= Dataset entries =
******************************

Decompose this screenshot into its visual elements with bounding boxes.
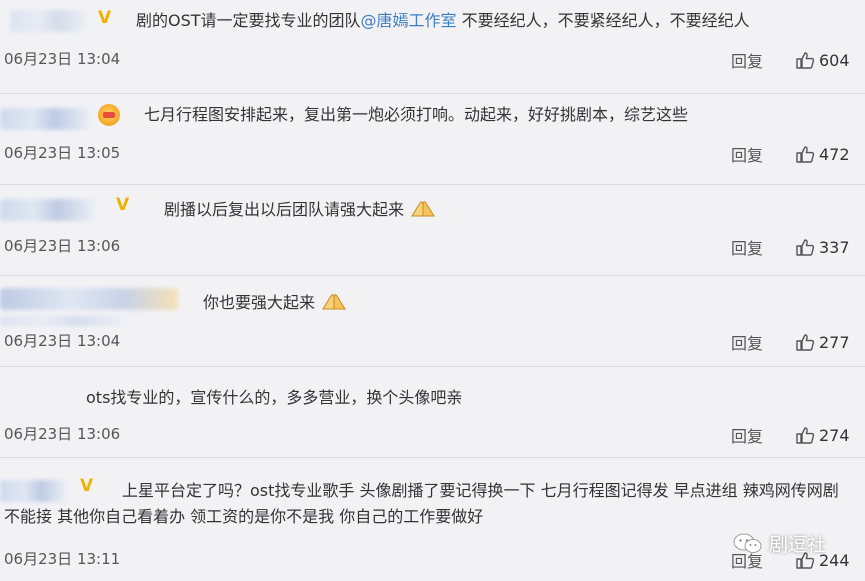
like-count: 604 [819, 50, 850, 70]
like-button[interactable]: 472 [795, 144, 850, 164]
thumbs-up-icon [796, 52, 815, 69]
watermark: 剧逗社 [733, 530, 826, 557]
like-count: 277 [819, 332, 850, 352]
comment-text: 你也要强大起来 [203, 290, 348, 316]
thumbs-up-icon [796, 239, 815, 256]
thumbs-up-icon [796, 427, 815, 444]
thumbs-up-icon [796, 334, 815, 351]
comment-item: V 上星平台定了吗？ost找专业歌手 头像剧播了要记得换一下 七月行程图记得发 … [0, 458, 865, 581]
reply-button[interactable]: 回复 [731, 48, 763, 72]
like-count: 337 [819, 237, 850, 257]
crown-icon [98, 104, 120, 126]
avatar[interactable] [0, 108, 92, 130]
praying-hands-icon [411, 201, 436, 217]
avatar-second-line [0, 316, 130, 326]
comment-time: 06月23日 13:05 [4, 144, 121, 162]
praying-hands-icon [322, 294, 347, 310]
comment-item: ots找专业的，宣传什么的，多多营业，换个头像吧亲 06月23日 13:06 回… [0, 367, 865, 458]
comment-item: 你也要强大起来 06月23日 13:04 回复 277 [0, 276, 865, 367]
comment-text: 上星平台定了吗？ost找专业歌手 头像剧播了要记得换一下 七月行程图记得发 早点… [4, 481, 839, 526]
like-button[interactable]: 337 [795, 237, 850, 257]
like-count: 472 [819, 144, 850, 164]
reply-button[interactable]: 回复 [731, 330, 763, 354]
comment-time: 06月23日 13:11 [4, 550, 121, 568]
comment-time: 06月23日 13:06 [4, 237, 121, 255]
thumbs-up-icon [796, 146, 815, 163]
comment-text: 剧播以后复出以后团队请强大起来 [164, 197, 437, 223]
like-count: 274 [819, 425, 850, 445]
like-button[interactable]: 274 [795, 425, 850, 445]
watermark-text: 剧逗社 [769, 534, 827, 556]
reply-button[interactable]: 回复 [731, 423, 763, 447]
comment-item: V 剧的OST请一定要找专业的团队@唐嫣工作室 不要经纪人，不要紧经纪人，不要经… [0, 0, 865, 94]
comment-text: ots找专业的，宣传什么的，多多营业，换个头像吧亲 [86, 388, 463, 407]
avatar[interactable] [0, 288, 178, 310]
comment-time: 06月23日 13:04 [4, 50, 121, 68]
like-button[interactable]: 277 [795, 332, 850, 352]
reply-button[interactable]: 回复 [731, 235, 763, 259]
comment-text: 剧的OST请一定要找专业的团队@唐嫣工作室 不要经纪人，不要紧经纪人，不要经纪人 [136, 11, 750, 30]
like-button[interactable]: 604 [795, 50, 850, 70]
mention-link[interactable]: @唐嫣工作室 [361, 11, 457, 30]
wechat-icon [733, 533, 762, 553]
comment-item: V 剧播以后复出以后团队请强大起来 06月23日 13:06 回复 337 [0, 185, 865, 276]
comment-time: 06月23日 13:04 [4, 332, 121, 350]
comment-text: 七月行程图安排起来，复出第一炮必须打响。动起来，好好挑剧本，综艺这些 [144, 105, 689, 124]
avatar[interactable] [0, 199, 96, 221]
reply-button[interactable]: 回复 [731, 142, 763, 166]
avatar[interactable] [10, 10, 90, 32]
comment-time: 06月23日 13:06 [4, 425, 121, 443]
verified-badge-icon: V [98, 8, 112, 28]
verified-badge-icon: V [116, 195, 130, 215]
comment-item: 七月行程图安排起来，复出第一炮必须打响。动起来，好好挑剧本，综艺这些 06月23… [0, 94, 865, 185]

******************************

= PROBLEM DESCRIPTION =
Retype every one of the rows above exactly, leaving out the pictures.

= WRITTEN SOLUTION =
Decompose this screenshot into its visual elements with bounding boxes.
like-count: 604 [819, 50, 850, 70]
like-button[interactable]: 472 [795, 144, 850, 164]
thumbs-up-icon [796, 52, 815, 69]
watermark: 剧逗社 [733, 530, 826, 557]
like-count: 277 [819, 332, 850, 352]
comment-text: 你也要强大起来 [203, 290, 348, 316]
thumbs-up-icon [796, 239, 815, 256]
thumbs-up-icon [796, 427, 815, 444]
thumbs-up-icon [796, 334, 815, 351]
comment-item: V 上星平台定了吗？ost找专业歌手 头像剧播了要记得换一下 七月行程图记得发 … [0, 458, 865, 581]
reply-button[interactable]: 回复 [731, 48, 763, 72]
like-count: 337 [819, 237, 850, 257]
crown-icon [98, 104, 120, 126]
avatar[interactable] [0, 108, 92, 130]
praying-hands-icon [411, 201, 436, 217]
avatar-second-line [0, 316, 130, 326]
comment-time: 06月23日 13:05 [4, 144, 121, 162]
praying-hands-icon [322, 294, 347, 310]
comment-item: ots找专业的，宣传什么的，多多营业，换个头像吧亲 06月23日 13:06 回… [0, 367, 865, 458]
comment-item: 你也要强大起来 06月23日 13:04 回复 277 [0, 276, 865, 367]
comment-text: 上星平台定了吗？ost找专业歌手 头像剧播了要记得换一下 七月行程图记得发 早点… [4, 481, 839, 526]
like-button[interactable]: 337 [795, 237, 850, 257]
like-count: 472 [819, 144, 850, 164]
reply-button[interactable]: 回复 [731, 330, 763, 354]
comment-time: 06月23日 13:11 [4, 550, 121, 568]
comment-time: 06月23日 13:06 [4, 237, 121, 255]
thumbs-up-icon [796, 146, 815, 163]
comment-text: 剧播以后复出以后团队请强大起来 [164, 197, 437, 223]
like-count: 274 [819, 425, 850, 445]
like-button[interactable]: 274 [795, 425, 850, 445]
watermark-text: 剧逗社 [769, 534, 827, 556]
reply-button[interactable]: 回复 [731, 423, 763, 447]
comment-item: V 剧的OST请一定要找专业的团队@唐嫣工作室 不要经纪人，不要紧经纪人，不要经… [0, 0, 865, 94]
comment-text: ots找专业的，宣传什么的，多多营业，换个头像吧亲 [86, 388, 463, 407]
avatar[interactable] [0, 288, 178, 310]
comment-time: 06月23日 13:04 [4, 50, 121, 68]
like-button[interactable]: 277 [795, 332, 850, 352]
reply-button[interactable]: 回复 [731, 235, 763, 259]
comment-text: 剧的OST请一定要找专业的团队@唐嫣工作室 不要经纪人，不要紧经纪人，不要经纪人 [136, 11, 750, 30]
like-button[interactable]: 604 [795, 50, 850, 70]
mention-link[interactable]: @唐嫣工作室 [361, 11, 457, 30]
wechat-icon [733, 533, 762, 553]
comment-item: V 剧播以后复出以后团队请强大起来 06月23日 13:06 回复 337 [0, 185, 865, 276]
comment-time: 06月23日 13:04 [4, 332, 121, 350]
comment-text: 七月行程图安排起来，复出第一炮必须打响。动起来，好好挑剧本，综艺这些 [144, 105, 689, 124]
avatar[interactable] [0, 199, 96, 221]
reply-button[interactable]: 回复 [731, 142, 763, 166]
avatar[interactable] [10, 10, 90, 32]
comment-time: 06月23日 13:06 [4, 425, 121, 443]
verified-badge-icon: V [98, 8, 112, 28]
verified-badge-icon: V [116, 195, 130, 215]
comment-item: 七月行程图安排起来，复出第一炮必须打响。动起来，好好挑剧本，综艺这些 06月23… [0, 94, 865, 185]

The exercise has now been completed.